Identify every line in the records below that contains the word "Boreholes", and reproduce each one.

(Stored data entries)
##########

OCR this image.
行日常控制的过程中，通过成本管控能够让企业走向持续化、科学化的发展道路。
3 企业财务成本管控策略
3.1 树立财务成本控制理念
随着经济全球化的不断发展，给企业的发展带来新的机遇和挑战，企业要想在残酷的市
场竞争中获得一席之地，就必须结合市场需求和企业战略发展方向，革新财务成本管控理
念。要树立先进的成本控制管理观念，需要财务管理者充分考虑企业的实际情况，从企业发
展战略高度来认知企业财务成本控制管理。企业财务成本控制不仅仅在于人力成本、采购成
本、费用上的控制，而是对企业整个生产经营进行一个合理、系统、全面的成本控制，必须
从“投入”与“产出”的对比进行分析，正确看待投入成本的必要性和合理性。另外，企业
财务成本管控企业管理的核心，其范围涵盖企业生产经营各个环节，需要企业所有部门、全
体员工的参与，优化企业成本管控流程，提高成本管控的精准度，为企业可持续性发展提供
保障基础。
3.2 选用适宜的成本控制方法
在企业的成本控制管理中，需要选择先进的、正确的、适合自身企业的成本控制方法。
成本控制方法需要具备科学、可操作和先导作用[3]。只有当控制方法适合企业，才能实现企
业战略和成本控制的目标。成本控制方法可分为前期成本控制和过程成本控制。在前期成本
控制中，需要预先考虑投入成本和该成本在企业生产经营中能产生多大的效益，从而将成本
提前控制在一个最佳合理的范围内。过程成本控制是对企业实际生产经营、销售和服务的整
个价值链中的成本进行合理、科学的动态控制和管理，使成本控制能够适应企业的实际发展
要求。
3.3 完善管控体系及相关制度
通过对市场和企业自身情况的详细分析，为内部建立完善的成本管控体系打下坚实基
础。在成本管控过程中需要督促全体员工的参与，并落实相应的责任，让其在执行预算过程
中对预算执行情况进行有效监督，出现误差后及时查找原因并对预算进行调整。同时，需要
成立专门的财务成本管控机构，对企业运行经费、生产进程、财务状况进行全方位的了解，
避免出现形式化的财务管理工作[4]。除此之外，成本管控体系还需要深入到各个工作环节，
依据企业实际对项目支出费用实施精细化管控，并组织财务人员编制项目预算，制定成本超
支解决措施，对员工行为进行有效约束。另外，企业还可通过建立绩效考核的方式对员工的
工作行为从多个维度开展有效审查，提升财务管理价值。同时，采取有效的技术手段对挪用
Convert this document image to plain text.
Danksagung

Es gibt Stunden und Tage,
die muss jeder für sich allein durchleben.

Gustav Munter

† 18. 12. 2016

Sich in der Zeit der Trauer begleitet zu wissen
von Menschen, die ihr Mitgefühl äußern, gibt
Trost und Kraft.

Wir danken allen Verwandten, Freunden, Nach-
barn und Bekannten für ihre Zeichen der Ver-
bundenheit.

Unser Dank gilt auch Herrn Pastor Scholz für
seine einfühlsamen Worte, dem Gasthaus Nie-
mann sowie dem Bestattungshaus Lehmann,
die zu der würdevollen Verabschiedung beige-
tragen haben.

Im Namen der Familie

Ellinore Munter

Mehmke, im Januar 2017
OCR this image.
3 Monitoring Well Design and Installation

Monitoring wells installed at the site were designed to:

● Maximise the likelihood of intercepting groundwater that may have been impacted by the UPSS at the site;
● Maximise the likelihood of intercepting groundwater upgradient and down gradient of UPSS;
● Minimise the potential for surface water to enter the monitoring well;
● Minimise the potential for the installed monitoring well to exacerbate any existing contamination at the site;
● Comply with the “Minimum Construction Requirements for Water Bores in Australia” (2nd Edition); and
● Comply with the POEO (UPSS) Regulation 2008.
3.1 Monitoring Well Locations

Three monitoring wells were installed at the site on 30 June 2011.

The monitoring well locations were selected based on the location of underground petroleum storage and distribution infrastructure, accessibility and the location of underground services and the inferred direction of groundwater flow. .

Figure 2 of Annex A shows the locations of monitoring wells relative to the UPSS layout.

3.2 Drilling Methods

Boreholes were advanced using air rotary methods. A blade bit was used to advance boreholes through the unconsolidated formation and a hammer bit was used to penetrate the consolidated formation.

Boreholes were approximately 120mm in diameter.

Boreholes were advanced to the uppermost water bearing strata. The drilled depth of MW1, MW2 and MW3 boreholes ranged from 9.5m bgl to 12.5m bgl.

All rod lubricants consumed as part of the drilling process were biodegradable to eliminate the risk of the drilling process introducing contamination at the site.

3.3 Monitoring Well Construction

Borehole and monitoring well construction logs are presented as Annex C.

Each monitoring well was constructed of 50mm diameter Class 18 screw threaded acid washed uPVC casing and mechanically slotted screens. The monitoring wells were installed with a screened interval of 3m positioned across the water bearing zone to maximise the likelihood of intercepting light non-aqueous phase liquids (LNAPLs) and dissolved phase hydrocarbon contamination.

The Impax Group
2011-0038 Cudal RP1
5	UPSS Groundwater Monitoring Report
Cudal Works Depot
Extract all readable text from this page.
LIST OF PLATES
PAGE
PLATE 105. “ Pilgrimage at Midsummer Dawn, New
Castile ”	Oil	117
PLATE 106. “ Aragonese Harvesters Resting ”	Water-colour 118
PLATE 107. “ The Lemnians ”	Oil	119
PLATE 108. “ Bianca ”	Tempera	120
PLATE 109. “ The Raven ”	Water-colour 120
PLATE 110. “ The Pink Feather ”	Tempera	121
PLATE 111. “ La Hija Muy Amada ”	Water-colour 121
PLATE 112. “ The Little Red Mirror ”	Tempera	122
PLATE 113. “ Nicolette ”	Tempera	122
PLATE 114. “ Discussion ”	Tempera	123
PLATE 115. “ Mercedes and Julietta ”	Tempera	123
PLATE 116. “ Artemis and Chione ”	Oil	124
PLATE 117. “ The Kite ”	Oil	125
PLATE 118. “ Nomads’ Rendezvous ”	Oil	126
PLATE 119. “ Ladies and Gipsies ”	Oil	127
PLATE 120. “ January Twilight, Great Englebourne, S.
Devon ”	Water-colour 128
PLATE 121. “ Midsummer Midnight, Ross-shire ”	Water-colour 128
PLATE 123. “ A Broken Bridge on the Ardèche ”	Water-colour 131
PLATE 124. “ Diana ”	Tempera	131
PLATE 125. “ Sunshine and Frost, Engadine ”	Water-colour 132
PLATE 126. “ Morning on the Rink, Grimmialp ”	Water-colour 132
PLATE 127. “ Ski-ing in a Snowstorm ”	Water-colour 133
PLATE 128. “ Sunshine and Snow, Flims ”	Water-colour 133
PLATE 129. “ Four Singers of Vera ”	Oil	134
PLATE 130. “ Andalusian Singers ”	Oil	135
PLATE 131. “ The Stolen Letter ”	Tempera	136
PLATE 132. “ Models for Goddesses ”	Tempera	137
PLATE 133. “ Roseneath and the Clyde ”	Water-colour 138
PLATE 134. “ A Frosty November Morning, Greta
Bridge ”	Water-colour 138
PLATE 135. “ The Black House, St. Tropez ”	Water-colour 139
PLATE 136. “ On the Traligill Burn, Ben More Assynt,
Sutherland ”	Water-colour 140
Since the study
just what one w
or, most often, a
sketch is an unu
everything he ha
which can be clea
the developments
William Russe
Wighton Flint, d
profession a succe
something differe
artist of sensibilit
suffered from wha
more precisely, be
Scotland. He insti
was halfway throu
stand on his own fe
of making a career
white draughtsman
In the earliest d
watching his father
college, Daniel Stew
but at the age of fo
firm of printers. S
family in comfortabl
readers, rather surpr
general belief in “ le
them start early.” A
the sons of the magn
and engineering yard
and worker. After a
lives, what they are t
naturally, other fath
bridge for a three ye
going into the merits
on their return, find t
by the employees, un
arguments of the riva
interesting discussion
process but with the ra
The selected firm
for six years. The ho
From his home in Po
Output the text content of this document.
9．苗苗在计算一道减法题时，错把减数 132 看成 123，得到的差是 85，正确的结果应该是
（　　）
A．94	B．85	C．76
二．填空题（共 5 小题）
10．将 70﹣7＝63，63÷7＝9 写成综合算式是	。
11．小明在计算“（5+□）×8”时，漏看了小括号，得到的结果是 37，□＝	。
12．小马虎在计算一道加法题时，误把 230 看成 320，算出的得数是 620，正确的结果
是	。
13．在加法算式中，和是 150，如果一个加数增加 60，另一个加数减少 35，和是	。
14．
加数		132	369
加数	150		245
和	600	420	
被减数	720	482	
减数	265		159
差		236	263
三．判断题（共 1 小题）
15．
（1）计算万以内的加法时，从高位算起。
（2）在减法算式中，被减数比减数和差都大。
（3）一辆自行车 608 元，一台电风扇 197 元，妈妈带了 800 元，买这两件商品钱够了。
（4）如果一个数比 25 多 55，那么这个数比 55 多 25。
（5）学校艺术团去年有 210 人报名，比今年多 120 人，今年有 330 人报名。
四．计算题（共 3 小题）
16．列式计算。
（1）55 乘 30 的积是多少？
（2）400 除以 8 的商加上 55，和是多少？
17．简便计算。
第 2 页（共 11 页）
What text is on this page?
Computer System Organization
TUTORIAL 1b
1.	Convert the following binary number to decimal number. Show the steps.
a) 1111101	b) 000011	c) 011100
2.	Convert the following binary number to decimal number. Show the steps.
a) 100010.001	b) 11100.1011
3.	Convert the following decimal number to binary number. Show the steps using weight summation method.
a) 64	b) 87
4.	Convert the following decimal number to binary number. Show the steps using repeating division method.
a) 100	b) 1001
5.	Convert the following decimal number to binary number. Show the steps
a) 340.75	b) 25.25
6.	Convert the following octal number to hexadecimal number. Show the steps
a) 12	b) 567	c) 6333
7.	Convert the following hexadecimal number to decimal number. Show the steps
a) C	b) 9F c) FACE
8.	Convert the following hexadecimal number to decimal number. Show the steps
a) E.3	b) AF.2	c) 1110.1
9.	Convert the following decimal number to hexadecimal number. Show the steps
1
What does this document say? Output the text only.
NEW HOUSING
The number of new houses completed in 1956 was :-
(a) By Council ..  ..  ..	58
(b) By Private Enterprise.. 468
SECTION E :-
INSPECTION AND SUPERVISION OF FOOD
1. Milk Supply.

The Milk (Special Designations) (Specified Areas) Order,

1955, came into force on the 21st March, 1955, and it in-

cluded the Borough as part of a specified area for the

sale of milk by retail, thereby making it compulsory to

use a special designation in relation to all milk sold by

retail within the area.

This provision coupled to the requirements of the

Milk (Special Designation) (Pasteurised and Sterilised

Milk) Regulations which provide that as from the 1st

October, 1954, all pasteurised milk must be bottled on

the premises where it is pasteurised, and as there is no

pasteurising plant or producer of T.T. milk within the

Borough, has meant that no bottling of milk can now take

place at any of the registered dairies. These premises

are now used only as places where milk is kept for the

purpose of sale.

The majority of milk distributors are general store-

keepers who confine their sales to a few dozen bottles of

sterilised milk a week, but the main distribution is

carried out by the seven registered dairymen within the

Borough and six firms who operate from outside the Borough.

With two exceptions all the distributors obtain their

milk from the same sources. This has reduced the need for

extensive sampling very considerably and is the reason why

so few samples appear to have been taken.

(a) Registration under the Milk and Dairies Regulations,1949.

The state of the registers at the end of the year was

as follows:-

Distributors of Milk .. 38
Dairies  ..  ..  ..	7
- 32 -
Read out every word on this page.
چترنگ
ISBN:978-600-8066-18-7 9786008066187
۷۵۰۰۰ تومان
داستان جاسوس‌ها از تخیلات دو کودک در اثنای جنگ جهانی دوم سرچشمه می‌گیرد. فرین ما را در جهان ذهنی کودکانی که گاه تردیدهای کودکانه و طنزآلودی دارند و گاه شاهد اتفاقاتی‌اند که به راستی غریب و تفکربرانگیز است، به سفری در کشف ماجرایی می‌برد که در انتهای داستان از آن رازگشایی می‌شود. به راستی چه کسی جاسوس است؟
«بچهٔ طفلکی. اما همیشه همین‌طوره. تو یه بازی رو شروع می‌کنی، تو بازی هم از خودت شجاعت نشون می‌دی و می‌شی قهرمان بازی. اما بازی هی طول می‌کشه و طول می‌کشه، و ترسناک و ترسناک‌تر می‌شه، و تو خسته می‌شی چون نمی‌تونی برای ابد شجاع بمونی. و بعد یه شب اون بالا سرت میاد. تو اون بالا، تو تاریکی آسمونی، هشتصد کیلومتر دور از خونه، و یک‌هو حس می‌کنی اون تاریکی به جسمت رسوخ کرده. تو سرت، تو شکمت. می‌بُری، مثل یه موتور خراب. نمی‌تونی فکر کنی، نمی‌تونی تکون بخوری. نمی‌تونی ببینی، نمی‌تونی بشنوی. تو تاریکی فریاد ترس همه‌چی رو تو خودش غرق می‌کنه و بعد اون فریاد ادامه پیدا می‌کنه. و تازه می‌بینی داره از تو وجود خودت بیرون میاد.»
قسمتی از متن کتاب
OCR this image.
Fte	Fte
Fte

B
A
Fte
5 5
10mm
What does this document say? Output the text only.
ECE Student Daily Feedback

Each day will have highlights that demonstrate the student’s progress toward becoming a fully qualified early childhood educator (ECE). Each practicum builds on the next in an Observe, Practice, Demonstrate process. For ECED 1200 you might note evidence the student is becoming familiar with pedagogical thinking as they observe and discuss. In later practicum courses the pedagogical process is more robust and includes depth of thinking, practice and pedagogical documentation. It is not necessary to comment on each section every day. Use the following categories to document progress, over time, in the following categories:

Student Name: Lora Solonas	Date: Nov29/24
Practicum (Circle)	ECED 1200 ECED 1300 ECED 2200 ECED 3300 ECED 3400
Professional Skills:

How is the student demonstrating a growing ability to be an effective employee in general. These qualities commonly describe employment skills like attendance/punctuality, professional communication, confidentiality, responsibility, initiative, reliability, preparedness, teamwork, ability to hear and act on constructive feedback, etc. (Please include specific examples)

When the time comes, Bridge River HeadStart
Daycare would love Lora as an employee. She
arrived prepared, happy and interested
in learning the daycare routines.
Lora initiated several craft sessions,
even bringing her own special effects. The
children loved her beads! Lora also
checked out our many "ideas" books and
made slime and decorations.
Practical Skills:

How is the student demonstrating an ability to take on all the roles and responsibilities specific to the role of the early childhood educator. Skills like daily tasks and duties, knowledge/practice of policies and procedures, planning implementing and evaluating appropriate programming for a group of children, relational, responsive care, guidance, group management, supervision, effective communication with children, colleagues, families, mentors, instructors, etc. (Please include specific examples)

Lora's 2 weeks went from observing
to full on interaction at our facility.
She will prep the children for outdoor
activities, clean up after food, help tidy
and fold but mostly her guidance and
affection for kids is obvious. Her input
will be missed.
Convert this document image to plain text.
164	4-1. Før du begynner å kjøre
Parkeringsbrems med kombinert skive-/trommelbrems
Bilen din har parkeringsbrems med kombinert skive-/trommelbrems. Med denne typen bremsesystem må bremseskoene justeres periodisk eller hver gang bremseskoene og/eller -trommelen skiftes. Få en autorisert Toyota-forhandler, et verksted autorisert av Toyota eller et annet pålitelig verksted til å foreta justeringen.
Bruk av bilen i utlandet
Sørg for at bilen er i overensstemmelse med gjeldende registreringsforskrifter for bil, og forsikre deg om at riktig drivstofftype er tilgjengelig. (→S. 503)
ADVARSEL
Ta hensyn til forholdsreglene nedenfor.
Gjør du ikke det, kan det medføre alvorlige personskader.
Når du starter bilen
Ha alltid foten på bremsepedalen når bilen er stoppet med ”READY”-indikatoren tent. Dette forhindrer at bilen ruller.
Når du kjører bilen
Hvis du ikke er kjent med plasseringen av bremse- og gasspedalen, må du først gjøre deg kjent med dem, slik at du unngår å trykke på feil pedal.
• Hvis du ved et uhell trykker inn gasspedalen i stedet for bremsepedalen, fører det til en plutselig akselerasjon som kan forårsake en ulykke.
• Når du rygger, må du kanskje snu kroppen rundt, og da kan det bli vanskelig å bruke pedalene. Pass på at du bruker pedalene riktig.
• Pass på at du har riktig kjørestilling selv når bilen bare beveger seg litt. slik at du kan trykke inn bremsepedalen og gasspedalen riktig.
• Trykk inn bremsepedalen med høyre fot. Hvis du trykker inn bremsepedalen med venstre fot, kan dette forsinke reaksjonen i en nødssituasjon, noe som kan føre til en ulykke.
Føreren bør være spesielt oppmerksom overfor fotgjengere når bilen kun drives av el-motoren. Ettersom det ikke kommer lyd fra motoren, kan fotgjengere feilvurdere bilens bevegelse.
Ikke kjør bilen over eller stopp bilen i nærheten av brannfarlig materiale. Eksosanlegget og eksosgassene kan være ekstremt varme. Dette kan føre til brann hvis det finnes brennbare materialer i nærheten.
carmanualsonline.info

##########

**ANSWER FOR THIS EXERCISE:**
Boreholes were advanced using air rotary methods. A blade bit was used to advance boreholes through the unconsolidated formation and a hammer bit was used to penetrate the consolidated formation.
Boreholes were approximately 120mm in diameter.
Boreholes were advanced to the uppermost water bearing strata. The drilled depth of MW1, MW2 and MW3 boreholes ranged from 9.5m bgl to 12.5m bgl.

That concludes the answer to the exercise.